Task objective: Return the passage of the news report on Salauddin Quader Chowdhury's appeal between "Talking to reporters, Attorney" and "a long time.", inclusive, copied without any change.

Selected extract:
○ ○ ○ ○ ○

The Appellate Division of the Supreme Court will deliver its verdict today on the appeal filed by BNP leader, Salauddin Quader Chowdhury, against the International Crimes Tribunal’s (ICT) verdict awarding him death penalty for wartime offences. The apex court in its daily ‘cause list’ has marked Chowdhury’s appeal (Criminal Appeal (A) 122/2013) as the number one item. The concerned authorities have beefed up security in and around the apex court to avoid any untoward incident ahead of the verdict.
After concluding hearing on the appeal from both the prosecution and the defence, the four-member Appellate Division bench headed by Chief Justice SK Sinha on July 7 fixed July 29 for delivering its final verdict. The other members of the bench include Justice Nazmun Ara Sultana, Justice Syed Mahmud Hossain and Justice Hasan Foez Siddique.
Talking to reporters, Attorney General Mahbubey Alam hoped that the apex court will uphold the death penalty awarded to Chowdhury for wartime crimes. In response to a query, he said that the Gonojagoron Mancha’s demand for upholding the death penalty for a war criminal was not contemptuous.
Earlier in the morning yesterday, advocate Khandaker Mahbub Hossain, counsel for Chowdhury, alleged that the Gonojagoron Mancha pressurising the apex court with
their demand tantamount to contempt of court.
Briefing reporters at his office this afternoon, the Attorney General said that the people of Bangladesh including different organisations have been demanding punishment for war criminals for a long time.
Shaheed Janani Jahanara Imam moved for the trial of war criminals and the present government was fulfilling that demand, he said. “There is nothing contemptuous about the Mancha’s movement.”
Hossain said that the Gonojagoron Mancha is chanting slogans, demanding death for Chowdhury although the trial against him is still pending in the apex court. He expressed hope that the SC will acquit his client and will take stern action against the Mancha for contempt of court.

○ ○ ○ ○ ○

Data provided:
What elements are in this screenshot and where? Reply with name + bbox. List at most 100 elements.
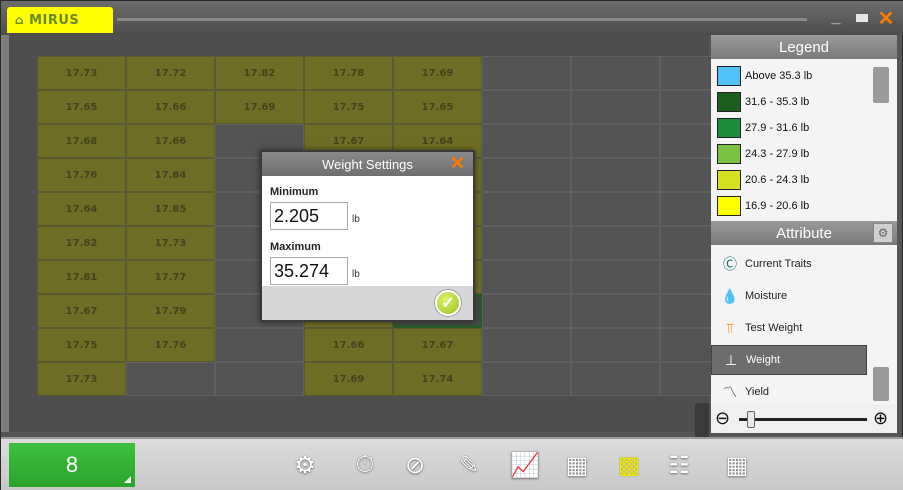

○ ○ ○ ○ ○

Written answer:
Talking to reporters, Attorney General Mahbubey Alam hoped that the apex court will uphold the death penalty awarded to Chowdhury for wartime crimes. In response to a query, he said that the Gonojagoron Mancha’s demand for upholding the death penalty for a war criminal was not contemptuous.
Earlier in the morning yesterday, advocate Khandaker Mahbub Hossain, counsel for Chowdhury, alleged that the Gonojagoron Mancha pressurising the apex court with
their demand tantamount to contempt of court.
Briefing reporters at his office this afternoon, the Attorney General said that the people of Bangladesh including different organisations have been demanding punishment for war criminals for a long time.